YOUR TASK
Repeat every record below exactly, omitting any pictures.
########################################
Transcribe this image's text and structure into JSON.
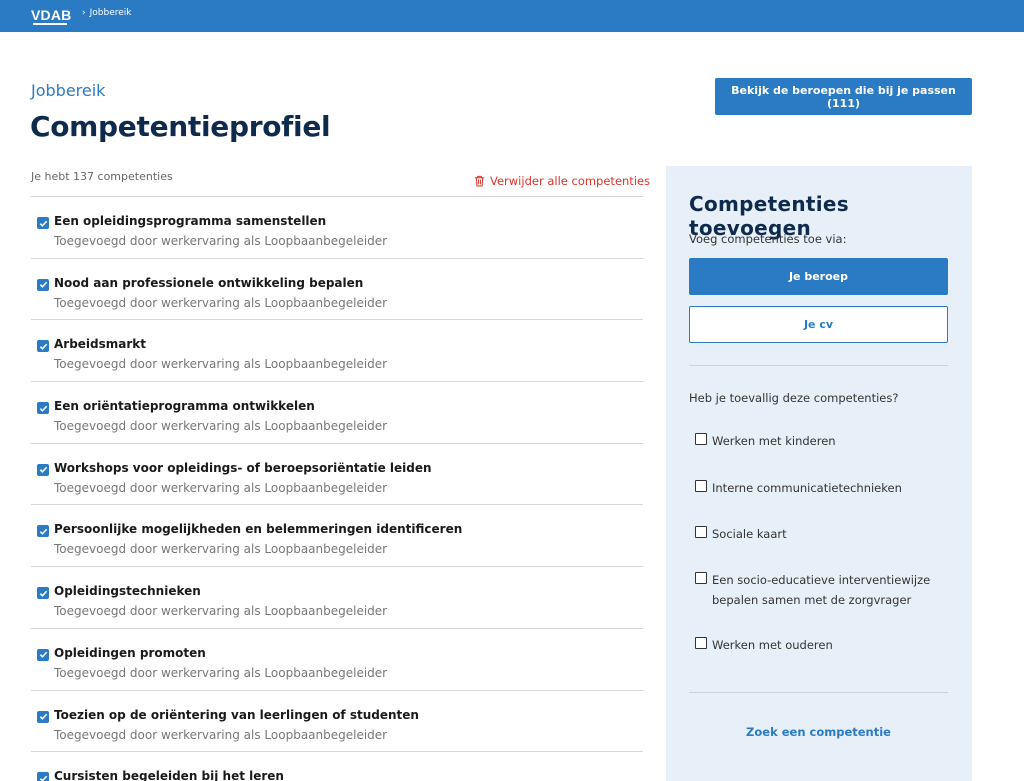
{
  "header": {
    "logo": "VDAB",
    "breadcrumb": "Jobbereik"
  },
  "page": {
    "eyebrow": "Jobbereik",
    "title": "Competentieprofiel",
    "cta_label": "Bekijk de beroepen die bij je passen (111)",
    "count_text": "Je hebt 137 competenties",
    "delete_all_label": "Verwijder alle competenties"
  },
  "competences": [
    {
      "name": "Een opleidingsprogramma samenstellen",
      "source": "Toegevoegd door werkervaring als Loopbaanbegeleider",
      "checked": true
    },
    {
      "name": "Nood aan professionele ontwikkeling bepalen",
      "source": "Toegevoegd door werkervaring als Loopbaanbegeleider",
      "checked": true
    },
    {
      "name": "Arbeidsmarkt",
      "source": "Toegevoegd door werkervaring als Loopbaanbegeleider",
      "checked": true
    },
    {
      "name": "Een oriëntatieprogramma ontwikkelen",
      "source": "Toegevoegd door werkervaring als Loopbaanbegeleider",
      "checked": true
    },
    {
      "name": "Workshops voor opleidings- of beroepsoriëntatie leiden",
      "source": "Toegevoegd door werkervaring als Loopbaanbegeleider",
      "checked": true
    },
    {
      "name": "Persoonlijke mogelijkheden en belemmeringen identificeren",
      "source": "Toegevoegd door werkervaring als Loopbaanbegeleider",
      "checked": true
    },
    {
      "name": "Opleidingstechnieken",
      "source": "Toegevoegd door werkervaring als Loopbaanbegeleider",
      "checked": true
    },
    {
      "name": "Opleidingen promoten",
      "source": "Toegevoegd door werkervaring als Loopbaanbegeleider",
      "checked": true
    },
    {
      "name": "Toezien op de oriëntering van leerlingen of studenten",
      "source": "Toegevoegd door werkervaring als Loopbaanbegeleider",
      "checked": true
    },
    {
      "name": "Cursisten begeleiden bij het leren",
      "source": "",
      "checked": true
    }
  ],
  "panel": {
    "title": "Competenties toevoegen",
    "subtitle": "Voeg competenties toe via:",
    "primary_button": "Je beroep",
    "secondary_button": "Je cv",
    "suggest_heading": "Heb je toevallig deze competenties?",
    "suggestions": [
      {
        "label": "Werken met kinderen",
        "checked": false
      },
      {
        "label": "Interne communicatietechnieken",
        "checked": false
      },
      {
        "label": "Sociale kaart",
        "checked": false
      },
      {
        "label": "Een socio-educatieve interventiewijze bepalen samen met de zorgvrager",
        "checked": false
      },
      {
        "label": "Werken met ouderen",
        "checked": false
      }
    ],
    "search_link": "Zoek een competentie"
  },
  "colors": {
    "brand_blue": "#2b7bc4",
    "title_navy": "#0e2a4d",
    "danger_red": "#d9342b",
    "panel_bg": "#e7f0f9"
  },
  "icons": {
    "delete": "trash-icon",
    "check": "checkmark-icon",
    "breadcrumb_separator": "chevron-right-icon"
  }
}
########################################
REPLY
Transcribe this image's text and structure into JSON.
{
  "header": {
    "logo": "VDAB",
    "breadcrumb": "Jobbereik"
  },
  "page": {
    "eyebrow": "Jobbereik",
    "title": "Competentieprofiel",
    "cta_label": "Bekijk de beroepen die bij je passen (111)",
    "count_text": "Je hebt 137 competenties",
    "delete_all_label": "Verwijder alle competenties"
  },
  "competences": [
    {
      "name": "Een opleidingsprogramma samenstellen",
      "source": "Toegevoegd door werkervaring als Loopbaanbegeleider",
      "checked": true
    },
    {
      "name": "Nood aan professionele ontwikkeling bepalen",
      "source": "Toegevoegd door werkervaring als Loopbaanbegeleider",
      "checked": true
    },
    {
      "name": "Arbeidsmarkt",
      "source": "Toegevoegd door werkervaring als Loopbaanbegeleider",
      "checked": true
    },
    {
      "name": "Een oriëntatieprogramma ontwikkelen",
      "source": "Toegevoegd door werkervaring als Loopbaanbegeleider",
      "checked": true
    },
    {
      "name": "Workshops voor opleidings- of beroepsoriëntatie leiden",
      "source": "Toegevoegd door werkervaring als Loopbaanbegeleider",
      "checked": true
    },
    {
      "name": "Persoonlijke mogelijkheden en belemmeringen identificeren",
      "source": "Toegevoegd door werkervaring als Loopbaanbegeleider",
      "checked": true
    },
    {
      "name": "Opleidingstechnieken",
      "source": "Toegevoegd door werkervaring als Loopbaanbegeleider",
      "checked": true
    },
    {
      "name": "Opleidingen promoten",
      "source": "Toegevoegd door werkervaring als Loopbaanbegeleider",
      "checked": true
    },
    {
      "name": "Toezien op de oriëntering van leerlingen of studenten",
      "source": "Toegevoegd door werkervaring als Loopbaanbegeleider",
      "checked": true
    },
    {
      "name": "Cursisten begeleiden bij het leren",
      "source": "",
      "checked": true
    }
  ],
  "panel": {
    "title": "Competenties toevoegen",
    "subtitle": "Voeg competenties toe via:",
    "primary_button": "Je beroep",
    "secondary_button": "Je cv",
    "suggest_heading": "Heb je toevallig deze competenties?",
    "suggestions": [
      {
        "label": "Werken met kinderen",
        "checked": false
      },
      {
        "label": "Interne communicatietechnieken",
        "checked": false
      },
      {
        "label": "Sociale kaart",
        "checked": false
      },
      {
        "label": "Een socio-educatieve interventiewijze bepalen samen met de zorgvrager",
        "checked": false
      },
      {
        "label": "Werken met ouderen",
        "checked": false
      }
    ],
    "search_link": "Zoek een competentie"
  },
  "colors": {
    "brand_blue": "#2b7bc4",
    "title_navy": "#0e2a4d",
    "danger_red": "#d9342b",
    "panel_bg": "#e7f0f9"
  },
  "icons": {
    "delete": "trash-icon",
    "check": "checkmark-icon",
    "breadcrumb_separator": "chevron-right-icon"
  }
}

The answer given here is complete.